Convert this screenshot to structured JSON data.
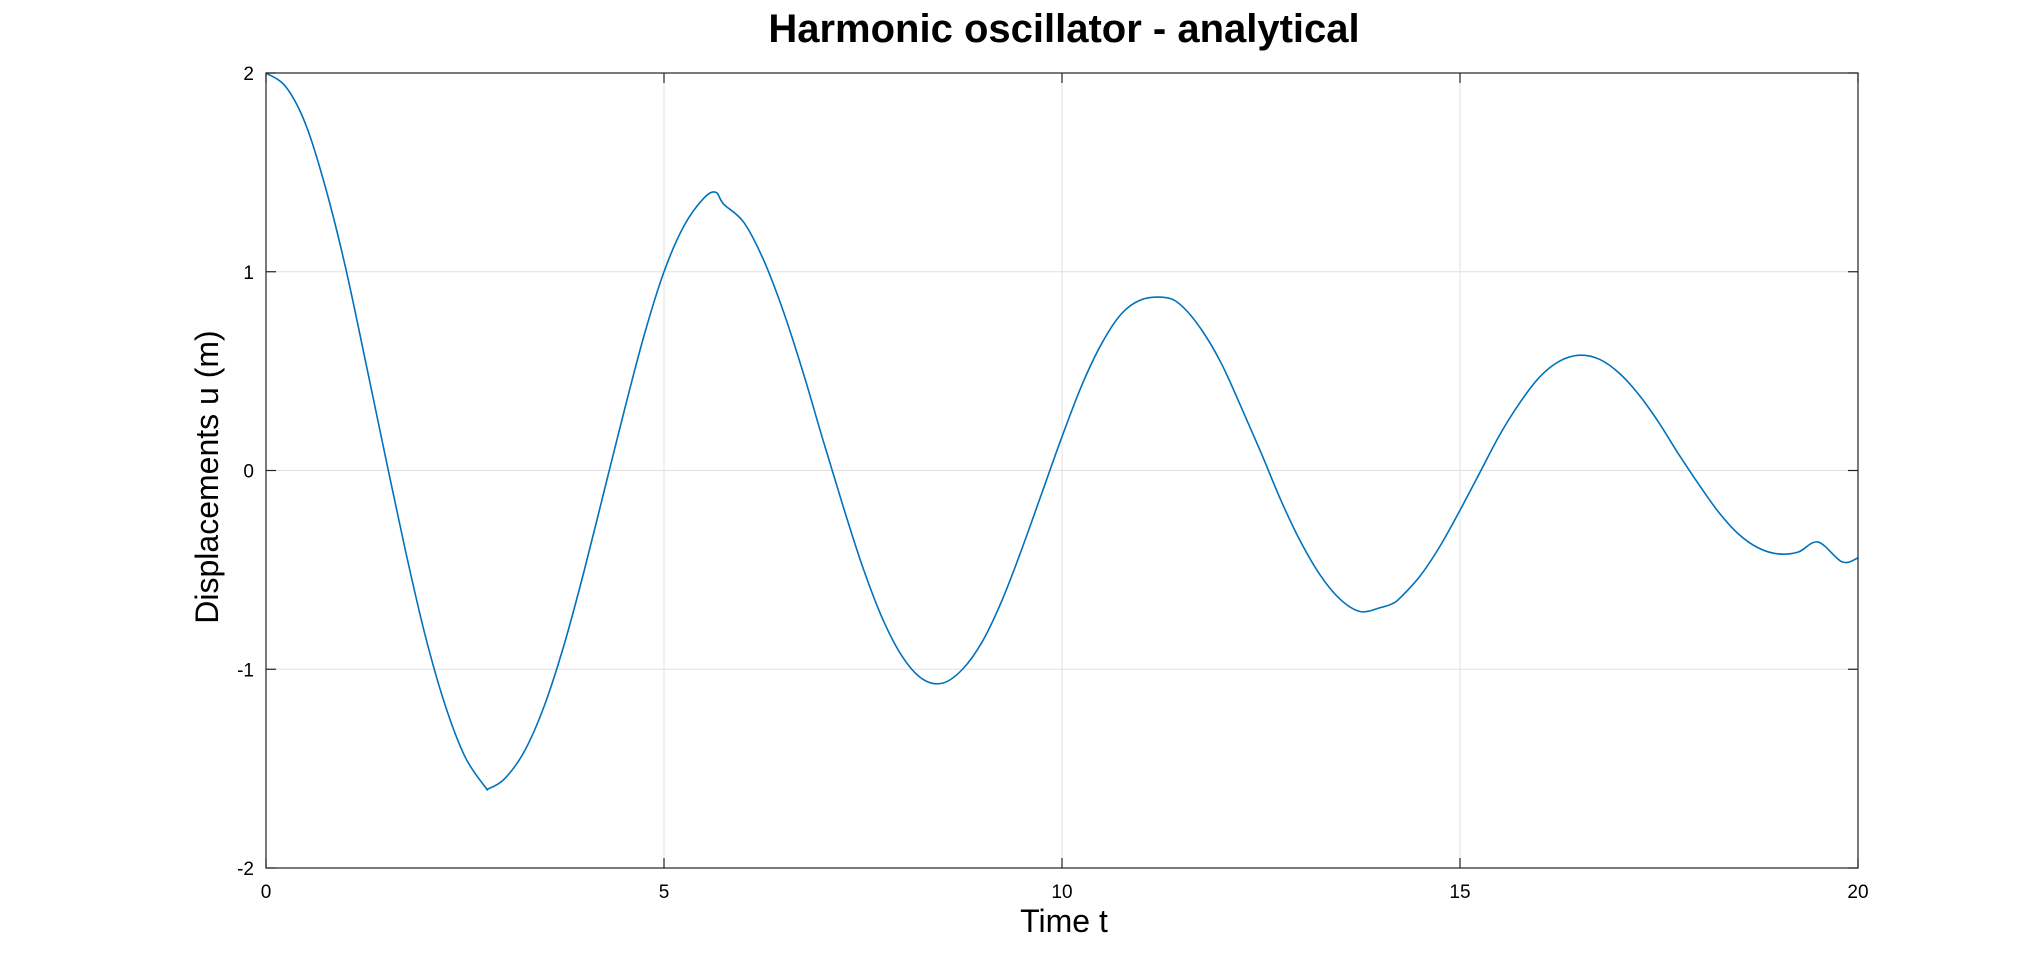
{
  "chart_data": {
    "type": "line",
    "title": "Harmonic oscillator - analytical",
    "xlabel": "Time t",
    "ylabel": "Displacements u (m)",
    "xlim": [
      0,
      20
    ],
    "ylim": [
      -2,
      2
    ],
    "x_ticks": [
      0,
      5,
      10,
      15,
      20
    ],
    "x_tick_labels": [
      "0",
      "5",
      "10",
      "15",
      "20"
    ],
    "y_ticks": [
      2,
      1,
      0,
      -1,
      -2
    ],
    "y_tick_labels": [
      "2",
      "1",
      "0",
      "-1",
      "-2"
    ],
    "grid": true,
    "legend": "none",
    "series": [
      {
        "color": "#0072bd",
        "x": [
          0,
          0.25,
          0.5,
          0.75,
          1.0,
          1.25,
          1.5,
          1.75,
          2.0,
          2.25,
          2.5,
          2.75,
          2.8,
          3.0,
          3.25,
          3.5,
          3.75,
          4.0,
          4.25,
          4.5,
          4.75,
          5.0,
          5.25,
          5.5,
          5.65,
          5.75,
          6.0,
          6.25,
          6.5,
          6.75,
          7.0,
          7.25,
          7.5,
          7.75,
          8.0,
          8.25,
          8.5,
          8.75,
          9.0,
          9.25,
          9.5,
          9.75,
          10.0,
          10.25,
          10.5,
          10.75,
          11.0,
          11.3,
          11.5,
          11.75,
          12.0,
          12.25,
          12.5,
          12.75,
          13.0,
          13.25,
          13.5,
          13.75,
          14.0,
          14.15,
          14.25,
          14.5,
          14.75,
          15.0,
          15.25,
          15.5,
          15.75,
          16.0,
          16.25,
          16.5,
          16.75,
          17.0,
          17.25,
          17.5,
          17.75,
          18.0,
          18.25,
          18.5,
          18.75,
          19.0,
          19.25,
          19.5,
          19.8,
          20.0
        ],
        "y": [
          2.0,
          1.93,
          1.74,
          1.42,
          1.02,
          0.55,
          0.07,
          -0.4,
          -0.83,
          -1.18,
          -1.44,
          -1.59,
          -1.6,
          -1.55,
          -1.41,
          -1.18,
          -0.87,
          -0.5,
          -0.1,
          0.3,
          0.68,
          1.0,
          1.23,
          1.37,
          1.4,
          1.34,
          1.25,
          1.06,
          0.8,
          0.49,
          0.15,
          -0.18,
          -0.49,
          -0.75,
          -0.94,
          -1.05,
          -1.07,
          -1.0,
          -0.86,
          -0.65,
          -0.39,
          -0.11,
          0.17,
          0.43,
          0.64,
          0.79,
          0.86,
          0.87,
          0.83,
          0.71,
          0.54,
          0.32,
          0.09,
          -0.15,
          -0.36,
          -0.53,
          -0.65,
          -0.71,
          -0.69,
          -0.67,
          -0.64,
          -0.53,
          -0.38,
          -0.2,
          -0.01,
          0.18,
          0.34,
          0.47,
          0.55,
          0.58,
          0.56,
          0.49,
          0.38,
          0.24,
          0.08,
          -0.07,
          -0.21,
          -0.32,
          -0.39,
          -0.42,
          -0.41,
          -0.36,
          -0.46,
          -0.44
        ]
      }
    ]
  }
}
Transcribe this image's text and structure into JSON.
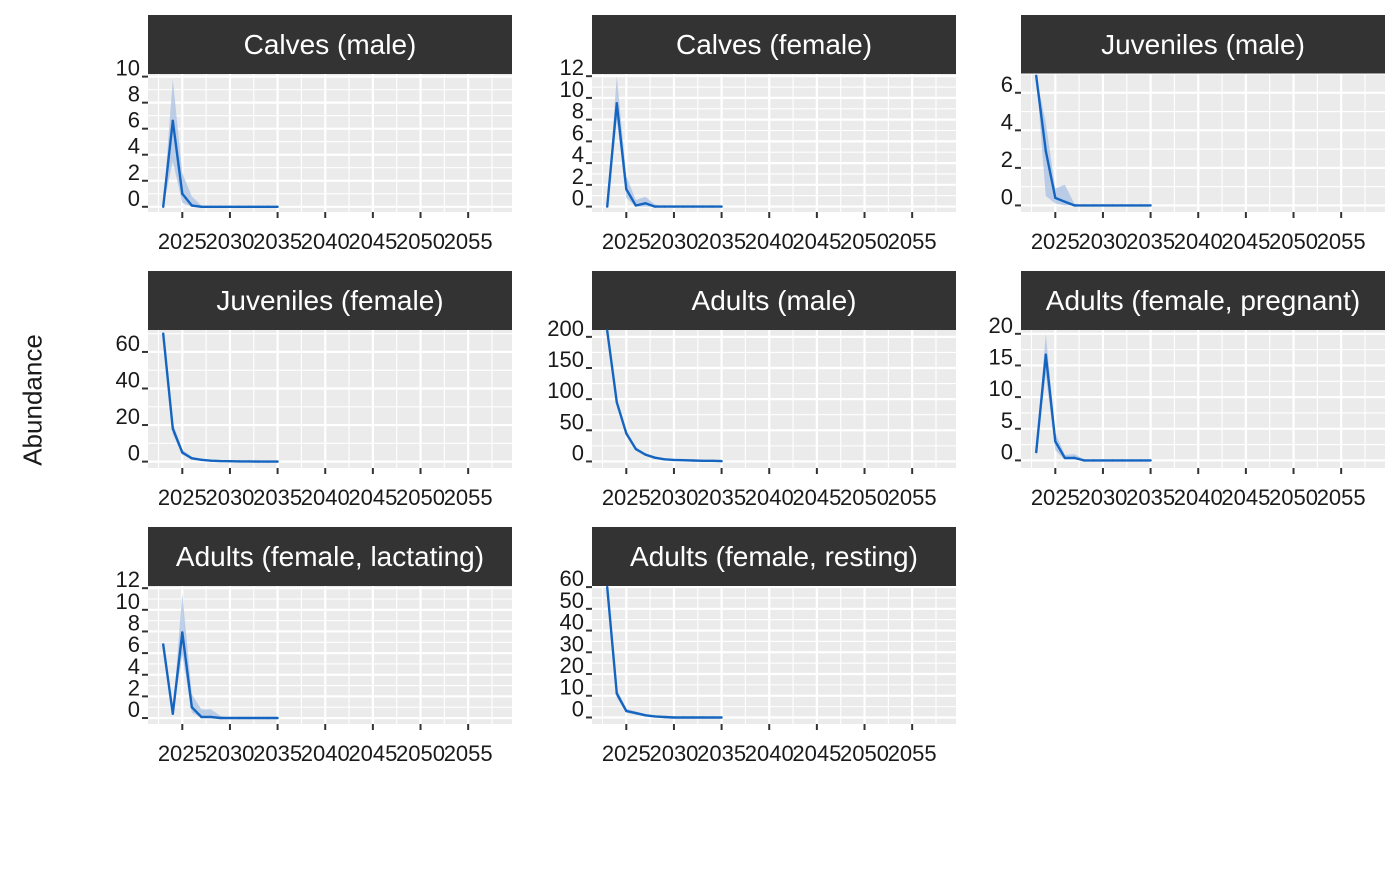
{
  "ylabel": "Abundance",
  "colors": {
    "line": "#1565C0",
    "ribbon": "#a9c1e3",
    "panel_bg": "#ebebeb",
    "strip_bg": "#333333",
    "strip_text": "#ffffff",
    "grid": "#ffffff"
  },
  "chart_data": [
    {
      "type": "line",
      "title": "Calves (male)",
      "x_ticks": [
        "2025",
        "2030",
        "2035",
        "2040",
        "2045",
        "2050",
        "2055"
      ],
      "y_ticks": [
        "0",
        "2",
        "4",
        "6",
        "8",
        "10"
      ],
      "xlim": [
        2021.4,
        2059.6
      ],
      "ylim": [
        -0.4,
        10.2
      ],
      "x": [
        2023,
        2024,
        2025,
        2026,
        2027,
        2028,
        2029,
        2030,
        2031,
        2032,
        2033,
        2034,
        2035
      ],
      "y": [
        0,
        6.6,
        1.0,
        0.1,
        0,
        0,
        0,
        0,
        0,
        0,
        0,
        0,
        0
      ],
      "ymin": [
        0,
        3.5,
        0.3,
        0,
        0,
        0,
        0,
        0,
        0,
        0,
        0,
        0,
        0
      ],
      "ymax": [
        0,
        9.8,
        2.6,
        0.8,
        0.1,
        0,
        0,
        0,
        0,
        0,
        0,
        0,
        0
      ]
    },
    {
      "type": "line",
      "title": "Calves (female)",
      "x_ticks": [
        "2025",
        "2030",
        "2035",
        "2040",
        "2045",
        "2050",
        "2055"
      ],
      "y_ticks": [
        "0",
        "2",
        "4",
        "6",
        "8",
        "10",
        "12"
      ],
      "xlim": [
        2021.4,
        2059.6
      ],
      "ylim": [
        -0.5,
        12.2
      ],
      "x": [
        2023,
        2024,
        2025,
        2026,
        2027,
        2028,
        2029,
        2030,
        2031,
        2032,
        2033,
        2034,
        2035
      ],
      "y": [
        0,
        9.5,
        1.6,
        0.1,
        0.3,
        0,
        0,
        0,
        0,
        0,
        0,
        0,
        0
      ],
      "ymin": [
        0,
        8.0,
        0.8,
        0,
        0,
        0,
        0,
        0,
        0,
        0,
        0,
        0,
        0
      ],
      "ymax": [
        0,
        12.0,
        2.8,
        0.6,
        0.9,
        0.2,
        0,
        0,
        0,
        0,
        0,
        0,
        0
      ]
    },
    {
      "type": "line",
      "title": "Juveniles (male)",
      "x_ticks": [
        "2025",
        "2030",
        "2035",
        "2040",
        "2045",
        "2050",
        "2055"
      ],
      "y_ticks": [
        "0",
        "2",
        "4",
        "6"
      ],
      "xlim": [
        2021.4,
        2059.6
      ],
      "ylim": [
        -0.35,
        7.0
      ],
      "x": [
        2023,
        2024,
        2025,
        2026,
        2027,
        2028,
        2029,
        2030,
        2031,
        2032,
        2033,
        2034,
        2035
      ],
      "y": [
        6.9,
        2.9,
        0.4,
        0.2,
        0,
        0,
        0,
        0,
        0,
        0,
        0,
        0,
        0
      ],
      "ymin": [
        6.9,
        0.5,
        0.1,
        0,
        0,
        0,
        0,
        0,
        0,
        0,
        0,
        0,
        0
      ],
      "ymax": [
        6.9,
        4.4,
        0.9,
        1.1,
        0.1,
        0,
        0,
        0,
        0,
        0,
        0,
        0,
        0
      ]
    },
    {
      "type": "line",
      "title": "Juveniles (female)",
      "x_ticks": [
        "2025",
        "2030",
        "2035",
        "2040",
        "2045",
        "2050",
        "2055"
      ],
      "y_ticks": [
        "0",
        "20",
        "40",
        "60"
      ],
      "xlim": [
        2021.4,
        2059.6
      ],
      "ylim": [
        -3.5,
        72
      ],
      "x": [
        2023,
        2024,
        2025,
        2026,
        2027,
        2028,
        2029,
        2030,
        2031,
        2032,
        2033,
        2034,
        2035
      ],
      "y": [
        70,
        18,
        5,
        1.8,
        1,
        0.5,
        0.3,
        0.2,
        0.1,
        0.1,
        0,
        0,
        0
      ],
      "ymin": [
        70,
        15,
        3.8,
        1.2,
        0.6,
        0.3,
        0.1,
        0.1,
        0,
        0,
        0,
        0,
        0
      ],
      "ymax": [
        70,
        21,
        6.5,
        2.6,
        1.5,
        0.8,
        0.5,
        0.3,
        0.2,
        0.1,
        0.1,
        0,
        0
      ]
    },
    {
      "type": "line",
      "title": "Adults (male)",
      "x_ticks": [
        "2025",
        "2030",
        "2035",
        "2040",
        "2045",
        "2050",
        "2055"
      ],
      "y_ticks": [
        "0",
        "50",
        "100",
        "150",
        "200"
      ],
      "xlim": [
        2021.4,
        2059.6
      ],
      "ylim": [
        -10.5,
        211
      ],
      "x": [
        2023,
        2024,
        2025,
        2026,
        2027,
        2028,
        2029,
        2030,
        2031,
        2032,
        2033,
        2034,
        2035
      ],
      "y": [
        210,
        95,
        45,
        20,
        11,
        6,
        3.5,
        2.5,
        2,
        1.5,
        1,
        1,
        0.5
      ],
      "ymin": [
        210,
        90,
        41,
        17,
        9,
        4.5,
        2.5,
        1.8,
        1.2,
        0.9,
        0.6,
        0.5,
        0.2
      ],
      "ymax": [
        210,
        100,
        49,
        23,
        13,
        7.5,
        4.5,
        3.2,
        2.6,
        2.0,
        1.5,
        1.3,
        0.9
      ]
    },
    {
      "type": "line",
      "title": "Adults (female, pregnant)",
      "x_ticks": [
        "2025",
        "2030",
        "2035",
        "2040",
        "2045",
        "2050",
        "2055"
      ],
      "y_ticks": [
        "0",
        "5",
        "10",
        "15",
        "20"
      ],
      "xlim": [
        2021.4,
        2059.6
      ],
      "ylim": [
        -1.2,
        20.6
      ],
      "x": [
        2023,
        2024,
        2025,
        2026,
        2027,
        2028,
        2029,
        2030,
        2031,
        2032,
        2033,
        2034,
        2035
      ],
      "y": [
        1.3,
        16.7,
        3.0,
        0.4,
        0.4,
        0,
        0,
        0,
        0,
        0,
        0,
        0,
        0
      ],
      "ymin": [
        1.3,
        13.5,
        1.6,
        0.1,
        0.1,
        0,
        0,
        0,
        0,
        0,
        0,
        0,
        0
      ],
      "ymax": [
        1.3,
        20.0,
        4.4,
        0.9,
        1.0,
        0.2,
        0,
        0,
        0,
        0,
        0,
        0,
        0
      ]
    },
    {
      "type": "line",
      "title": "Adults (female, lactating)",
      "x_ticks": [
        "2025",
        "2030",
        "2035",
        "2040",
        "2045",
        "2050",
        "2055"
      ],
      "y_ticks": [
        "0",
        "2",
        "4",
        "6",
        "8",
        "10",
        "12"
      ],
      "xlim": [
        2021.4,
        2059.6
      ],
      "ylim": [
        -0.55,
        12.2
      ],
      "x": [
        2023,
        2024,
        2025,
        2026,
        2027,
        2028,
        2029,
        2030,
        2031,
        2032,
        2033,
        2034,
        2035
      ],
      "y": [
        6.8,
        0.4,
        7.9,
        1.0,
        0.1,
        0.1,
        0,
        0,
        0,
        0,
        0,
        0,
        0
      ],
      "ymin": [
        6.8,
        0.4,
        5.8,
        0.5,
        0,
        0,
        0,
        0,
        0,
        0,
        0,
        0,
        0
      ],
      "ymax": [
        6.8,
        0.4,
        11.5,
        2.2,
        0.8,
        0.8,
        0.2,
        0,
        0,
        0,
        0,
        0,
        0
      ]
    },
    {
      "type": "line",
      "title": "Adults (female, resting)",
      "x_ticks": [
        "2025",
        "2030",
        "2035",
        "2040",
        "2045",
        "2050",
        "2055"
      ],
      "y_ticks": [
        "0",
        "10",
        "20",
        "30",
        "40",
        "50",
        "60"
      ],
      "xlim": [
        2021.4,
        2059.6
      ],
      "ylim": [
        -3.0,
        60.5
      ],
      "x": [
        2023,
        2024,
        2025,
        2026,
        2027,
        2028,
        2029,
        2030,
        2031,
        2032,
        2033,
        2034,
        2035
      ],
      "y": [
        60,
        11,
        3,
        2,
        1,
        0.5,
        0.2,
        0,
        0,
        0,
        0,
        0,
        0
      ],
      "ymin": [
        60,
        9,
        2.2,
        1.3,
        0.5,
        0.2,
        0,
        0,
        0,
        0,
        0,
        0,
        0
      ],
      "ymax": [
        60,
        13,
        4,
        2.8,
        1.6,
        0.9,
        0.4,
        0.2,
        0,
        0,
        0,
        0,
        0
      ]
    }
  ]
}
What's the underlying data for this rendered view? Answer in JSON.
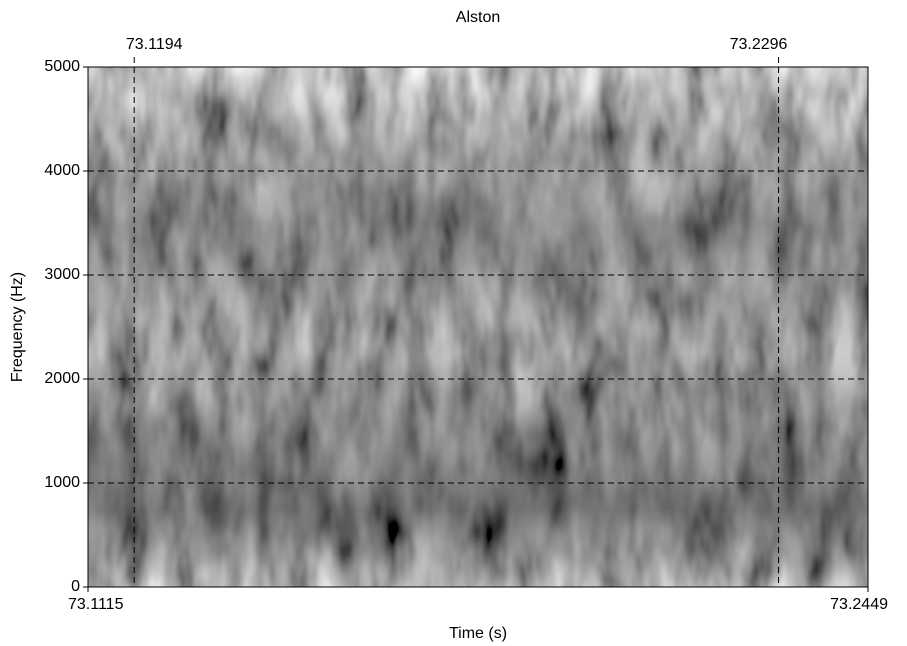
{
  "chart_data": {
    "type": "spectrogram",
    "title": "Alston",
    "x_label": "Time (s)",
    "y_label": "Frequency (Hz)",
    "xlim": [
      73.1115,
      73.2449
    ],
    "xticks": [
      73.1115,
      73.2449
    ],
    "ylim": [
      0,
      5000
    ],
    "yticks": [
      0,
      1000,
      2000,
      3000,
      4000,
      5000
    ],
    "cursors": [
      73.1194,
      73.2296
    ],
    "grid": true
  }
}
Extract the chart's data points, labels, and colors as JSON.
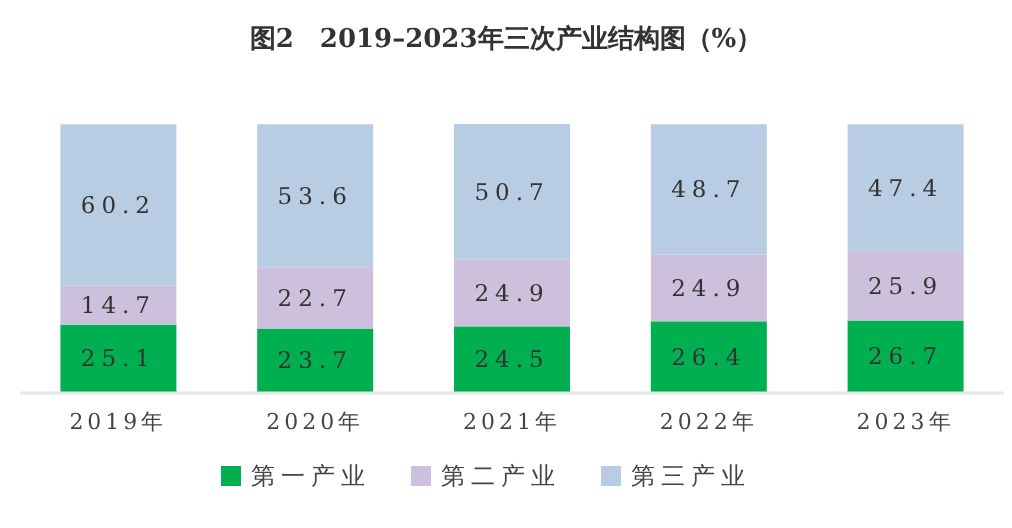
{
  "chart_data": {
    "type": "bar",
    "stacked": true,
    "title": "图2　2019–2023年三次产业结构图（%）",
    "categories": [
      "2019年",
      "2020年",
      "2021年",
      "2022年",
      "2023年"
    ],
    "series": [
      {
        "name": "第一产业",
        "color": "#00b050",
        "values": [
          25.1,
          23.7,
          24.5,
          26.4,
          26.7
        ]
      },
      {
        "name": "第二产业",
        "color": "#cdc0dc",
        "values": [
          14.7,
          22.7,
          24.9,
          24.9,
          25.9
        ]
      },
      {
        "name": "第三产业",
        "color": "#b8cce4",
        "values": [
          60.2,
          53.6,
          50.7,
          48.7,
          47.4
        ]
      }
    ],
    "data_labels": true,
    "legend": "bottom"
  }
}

* * * * *

Copy out all lines above that include the string "JSON".

**CORRECT ANSWER**.
Convert this screenshot to structured JSON data.
Transcribe this image's text and structure into JSON.
What's the underlying data for this rendered view? Answer in JSON.
Extract the chart's data points, labels, and colors as JSON.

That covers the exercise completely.